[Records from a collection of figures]
========

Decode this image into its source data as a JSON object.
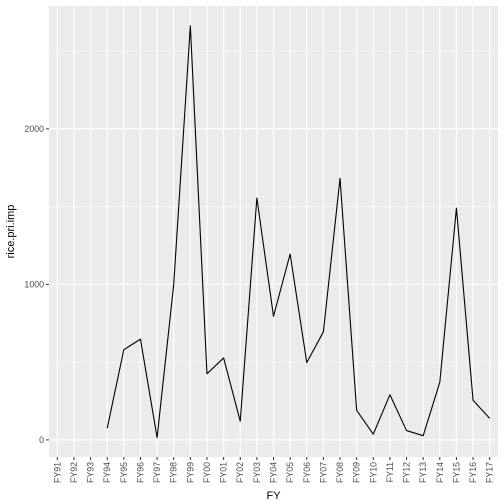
{
  "chart_data": {
    "type": "line",
    "xlabel": "FY",
    "ylabel": "rice.pri.imp",
    "categories": [
      "FY91",
      "FY92",
      "FY93",
      "FY94",
      "FY95",
      "FY96",
      "FY97",
      "FY98",
      "FY99",
      "FY00",
      "FY01",
      "FY02",
      "FY03",
      "FY04",
      "FY05",
      "FY06",
      "FY07",
      "FY08",
      "FY09",
      "FY10",
      "FY11",
      "FY12",
      "FY13",
      "FY14",
      "FY15",
      "FY16",
      "FY17"
    ],
    "series": [
      {
        "values": [
          null,
          null,
          null,
          75,
          580,
          648,
          15,
          1000,
          2663,
          425,
          527,
          120,
          1555,
          795,
          1195,
          497,
          695,
          1682,
          190,
          37,
          290,
          60,
          27,
          370,
          1490,
          255,
          138
        ]
      }
    ],
    "ylim": [
      -110,
      2790
    ],
    "yticks": [
      0,
      1000,
      2000
    ],
    "grid": true,
    "legend": "none",
    "colors": {
      "panel": "#ebebeb",
      "grid_major": "#ffffff",
      "line": "#000000",
      "tick_text": "#4d4d4d"
    }
  }
}
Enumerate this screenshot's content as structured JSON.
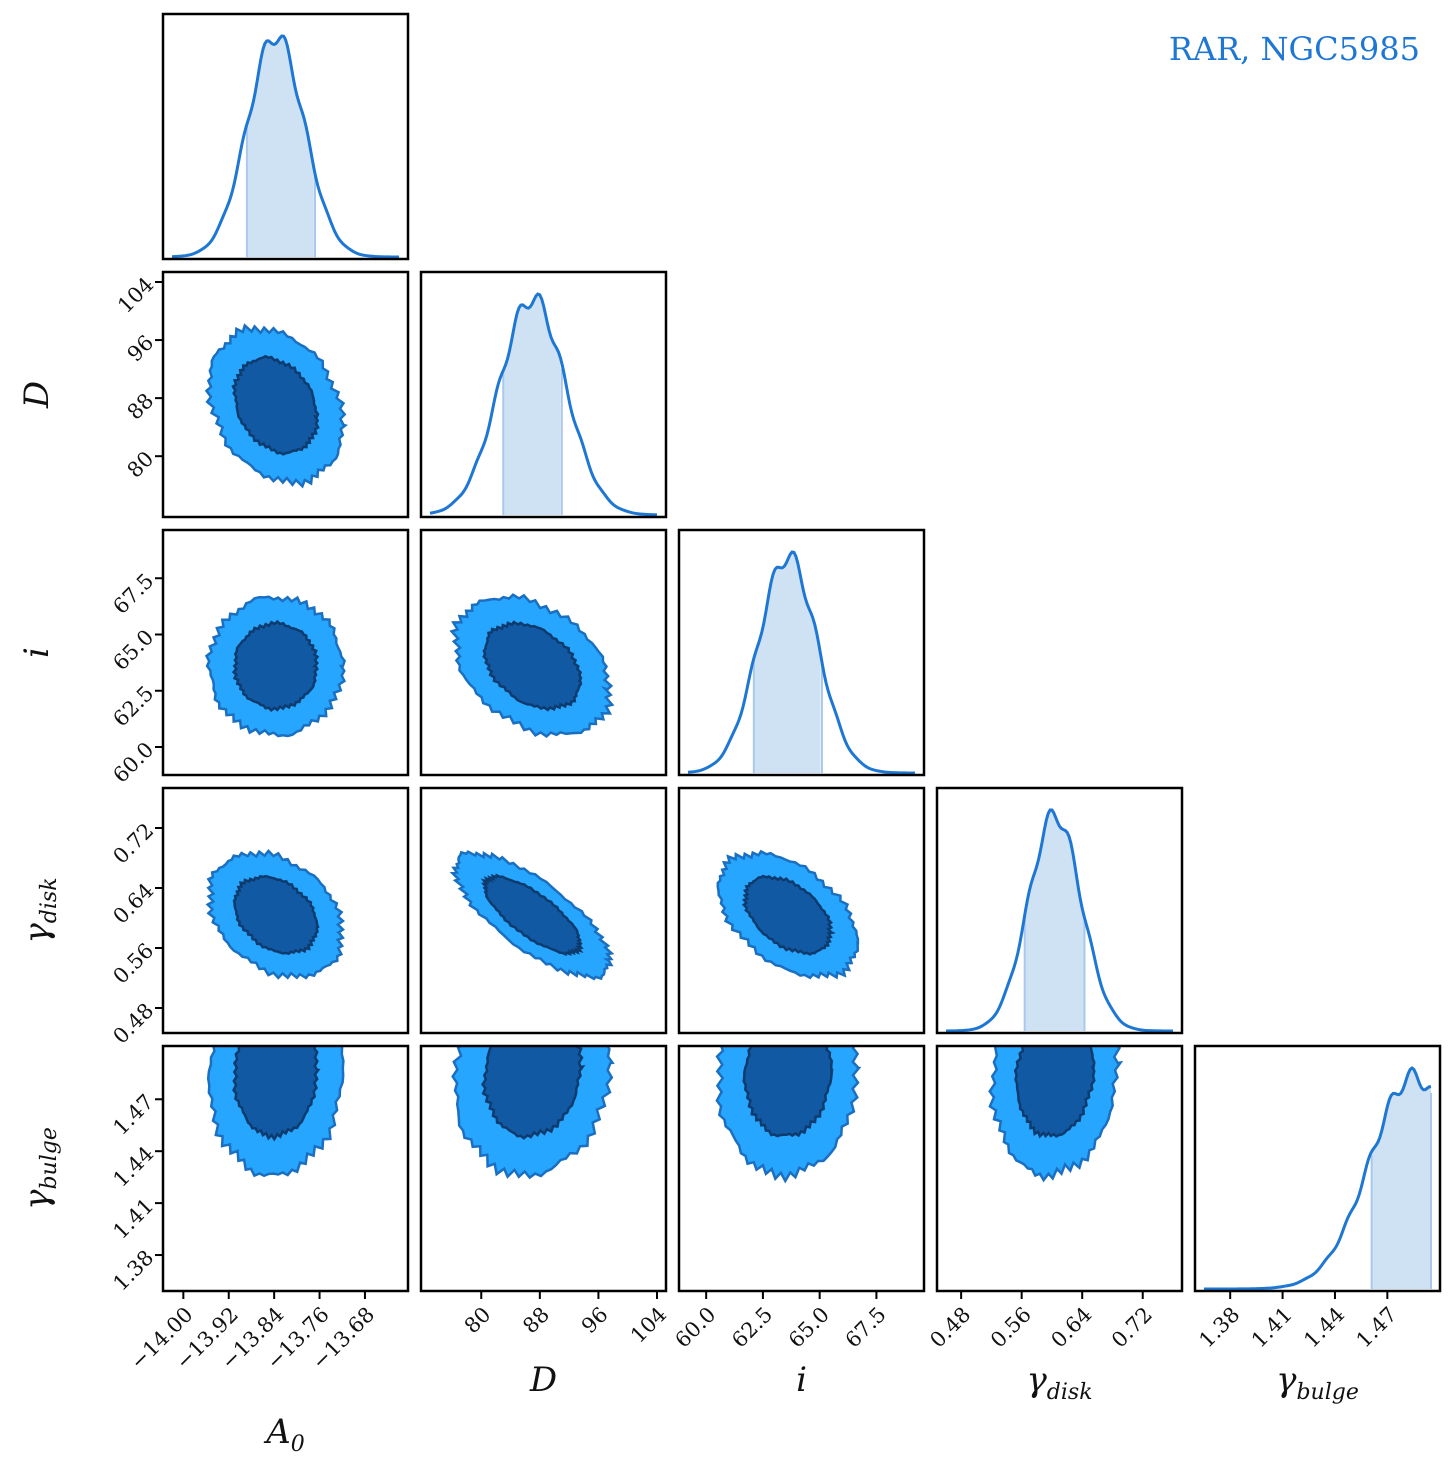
{
  "chart_data": {
    "type": "corner",
    "title": "RAR, NGC5985",
    "title_color": "#1f77d4",
    "legend_position": "top-right",
    "colors": {
      "line": "#1f77d4",
      "shade": "#cfe2f3",
      "shade_edge": "#a9c9ec",
      "contour_outer": "#26a6ff",
      "contour_inner": "#1259a3",
      "contour_edge": "#1b6fc0",
      "contour_inner_edge": "#0d3b6e",
      "frame": "#000000"
    },
    "parameters": [
      {
        "name": "A0",
        "label": "A",
        "subscript": "0",
        "range": [
          -14.02,
          -13.62
        ],
        "ticks": [
          -14.0,
          -13.92,
          -13.84,
          -13.76,
          -13.68
        ],
        "tick_labels": [
          "−14.00",
          "−13.92",
          "−13.84",
          "−13.76",
          "−13.68"
        ],
        "median": -13.837,
        "sigma": 0.05,
        "ci": [
          -13.888,
          -13.768
        ]
      },
      {
        "name": "D",
        "label": "D",
        "subscript": "",
        "range": [
          73,
          104
        ],
        "ticks": [
          80,
          88,
          96,
          104
        ],
        "tick_labels": [
          "80",
          "88",
          "96",
          "104"
        ],
        "median": 87.0,
        "sigma": 4.5,
        "ci": [
          83.0,
          91.0
        ]
      },
      {
        "name": "i",
        "label": "i",
        "subscript": "",
        "range": [
          59.2,
          69.2
        ],
        "ticks": [
          60.0,
          62.5,
          65.0,
          67.5
        ],
        "tick_labels": [
          "60.0",
          "62.5",
          "65.0",
          "67.5"
        ],
        "median": 63.6,
        "sigma": 1.3,
        "ci": [
          62.1,
          65.1
        ]
      },
      {
        "name": "gamma_disk",
        "label": "γ",
        "subscript": "disk",
        "range": [
          0.46,
          0.76
        ],
        "ticks": [
          0.48,
          0.56,
          0.64,
          0.72
        ],
        "tick_labels": [
          "0.48",
          "0.56",
          "0.64",
          "0.72"
        ],
        "median": 0.604,
        "sigma": 0.035,
        "ci": [
          0.564,
          0.643
        ]
      },
      {
        "name": "gamma_bulge",
        "label": "γ",
        "subscript": "bulge",
        "range": [
          1.365,
          1.495
        ],
        "ticks": [
          1.38,
          1.41,
          1.44,
          1.47
        ],
        "tick_labels": [
          "1.38",
          "1.41",
          "1.44",
          "1.47"
        ],
        "median": 1.485,
        "sigma": 0.025,
        "ci": [
          1.461,
          1.495
        ]
      }
    ],
    "correlations": [
      {
        "pair": [
          "A0",
          "D"
        ],
        "rho": -0.25
      },
      {
        "pair": [
          "A0",
          "i"
        ],
        "rho": 0.0
      },
      {
        "pair": [
          "D",
          "i"
        ],
        "rho": -0.35
      },
      {
        "pair": [
          "A0",
          "gamma_disk"
        ],
        "rho": -0.3
      },
      {
        "pair": [
          "D",
          "gamma_disk"
        ],
        "rho": -0.75
      },
      {
        "pair": [
          "i",
          "gamma_disk"
        ],
        "rho": -0.45
      },
      {
        "pair": [
          "A0",
          "gamma_bulge"
        ],
        "rho": 0.05
      },
      {
        "pair": [
          "D",
          "gamma_bulge"
        ],
        "rho": 0.1
      },
      {
        "pair": [
          "i",
          "gamma_bulge"
        ],
        "rho": 0.05
      },
      {
        "pair": [
          "gamma_disk",
          "gamma_bulge"
        ],
        "rho": 0.1
      }
    ],
    "contour_levels": [
      "68%",
      "95%"
    ]
  }
}
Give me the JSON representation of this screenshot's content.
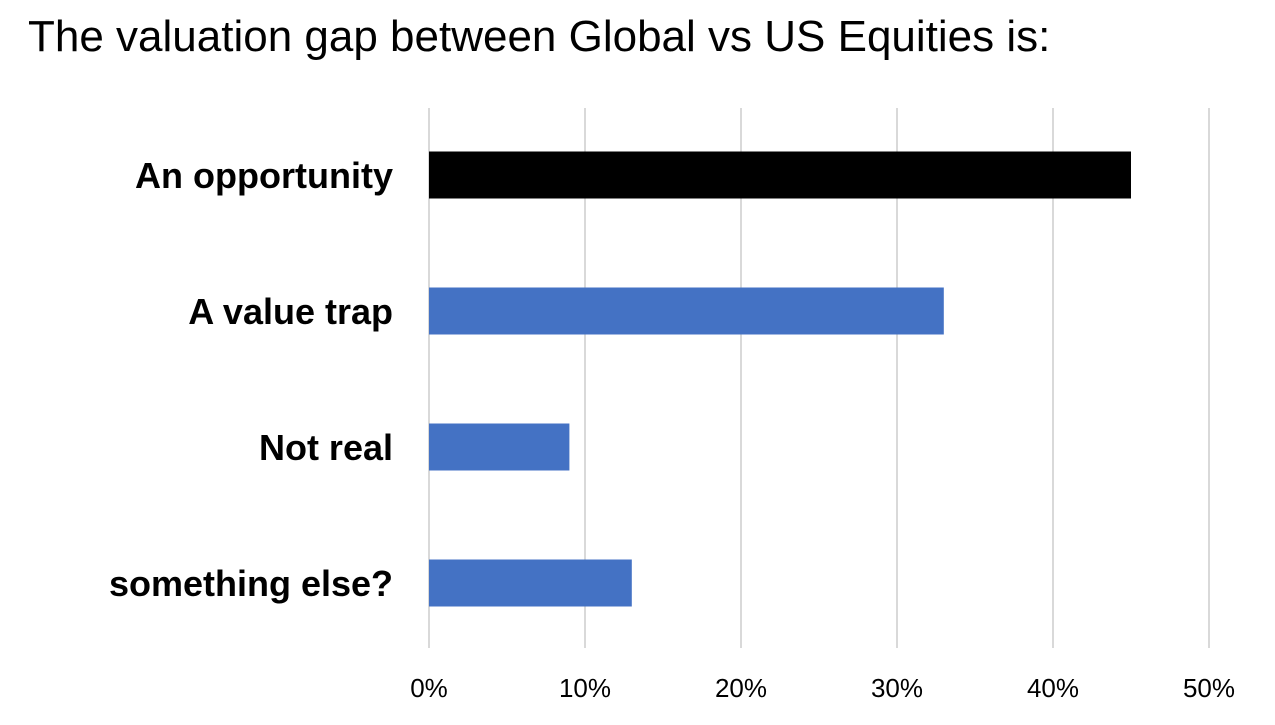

========

- The exercise -
Using the material above, set down every line exactly, but skip the pictures.

- Written response -
Decode this image into its source data as a JSON object.
{
  "chart_data": {
    "type": "line",
    "xlabel": "FY",
    "ylabel": "rice.pri.imp",
    "categories": [
      "FY91",
      "FY92",
      "FY93",
      "FY94",
      "FY95",
      "FY96",
      "FY97",
      "FY98",
      "FY99",
      "FY00",
      "FY01",
      "FY02",
      "FY03",
      "FY04",
      "FY05",
      "FY06",
      "FY07",
      "FY08",
      "FY09",
      "FY10",
      "FY11",
      "FY12",
      "FY13",
      "FY14",
      "FY15",
      "FY16",
      "FY17"
    ],
    "series": [
      {
        "values": [
          null,
          null,
          null,
          75,
          580,
          648,
          15,
          1000,
          2663,
          425,
          527,
          120,
          1555,
          795,
          1195,
          497,
          695,
          1682,
          190,
          37,
          290,
          60,
          27,
          370,
          1490,
          255,
          138
        ]
      }
    ],
    "ylim": [
      -110,
      2790
    ],
    "yticks": [
      0,
      1000,
      2000
    ],
    "grid": true,
    "legend": "none",
    "colors": {
      "panel": "#ebebeb",
      "grid_major": "#ffffff",
      "line": "#000000",
      "tick_text": "#4d4d4d"
    }
  }
}
Enumerate this screenshot's content as structured JSON.
{
  "chart_data": {
    "type": "corner",
    "title": "RAR, NGC5985",
    "title_color": "#1f77d4",
    "legend_position": "top-right",
    "colors": {
      "line": "#1f77d4",
      "shade": "#cfe2f3",
      "shade_edge": "#a9c9ec",
      "contour_outer": "#26a6ff",
      "contour_inner": "#1259a3",
      "contour_edge": "#1b6fc0",
      "contour_inner_edge": "#0d3b6e",
      "frame": "#000000"
    },
    "parameters": [
      {
        "name": "A0",
        "label": "A",
        "subscript": "0",
        "range": [
          -14.02,
          -13.62
        ],
        "ticks": [
          -14.0,
          -13.92,
          -13.84,
          -13.76,
          -13.68
        ],
        "tick_labels": [
          "−14.00",
          "−13.92",
          "−13.84",
          "−13.76",
          "−13.68"
        ],
        "median": -13.837,
        "sigma": 0.05,
        "ci": [
          -13.888,
          -13.768
        ]
      },
      {
        "name": "D",
        "label": "D",
        "subscript": "",
        "range": [
          73,
          104
        ],
        "ticks": [
          80,
          88,
          96,
          104
        ],
        "tick_labels": [
          "80",
          "88",
          "96",
          "104"
        ],
        "median": 87.0,
        "sigma": 4.5,
        "ci": [
          83.0,
          91.0
        ]
      },
      {
        "name": "i",
        "label": "i",
        "subscript": "",
        "range": [
          59.2,
          69.2
        ],
        "ticks": [
          60.0,
          62.5,
          65.0,
          67.5
        ],
        "tick_labels": [
          "60.0",
          "62.5",
          "65.0",
          "67.5"
        ],
        "median": 63.6,
        "sigma": 1.3,
        "ci": [
          62.1,
          65.1
        ]
      },
      {
        "name": "gamma_disk",
        "label": "γ",
        "subscript": "disk",
        "range": [
          0.46,
          0.76
        ],
        "ticks": [
          0.48,
          0.56,
          0.64,
          0.72
        ],
        "tick_labels": [
          "0.48",
          "0.56",
          "0.64",
          "0.72"
        ],
        "median": 0.604,
        "sigma": 0.035,
        "ci": [
          0.564,
          0.643
        ]
      },
      {
        "name": "gamma_bulge",
        "label": "γ",
        "subscript": "bulge",
        "range": [
          1.365,
          1.495
        ],
        "ticks": [
          1.38,
          1.41,
          1.44,
          1.47
        ],
        "tick_labels": [
          "1.38",
          "1.41",
          "1.44",
          "1.47"
        ],
        "median": 1.485,
        "sigma": 0.025,
        "ci": [
          1.461,
          1.495
        ]
      }
    ],
    "correlations": [
      {
        "pair": [
          "A0",
          "D"
        ],
        "rho": -0.25
      },
      {
        "pair": [
          "A0",
          "i"
        ],
        "rho": 0.0
      },
      {
        "pair": [
          "D",
          "i"
        ],
        "rho": -0.35
      },
      {
        "pair": [
          "A0",
          "gamma_disk"
        ],
        "rho": -0.3
      },
      {
        "pair": [
          "D",
          "gamma_disk"
        ],
        "rho": -0.75
      },
      {
        "pair": [
          "i",
          "gamma_disk"
        ],
        "rho": -0.45
      },
      {
        "pair": [
          "A0",
          "gamma_bulge"
        ],
        "rho": 0.05
      },
      {
        "pair": [
          "D",
          "gamma_bulge"
        ],
        "rho": 0.1
      },
      {
        "pair": [
          "i",
          "gamma_bulge"
        ],
        "rho": 0.05
      },
      {
        "pair": [
          "gamma_disk",
          "gamma_bulge"
        ],
        "rho": 0.1
      }
    ],
    "contour_levels": [
      "68%",
      "95%"
    ]
  }
}
Give me the JSON representation of this screenshot's content.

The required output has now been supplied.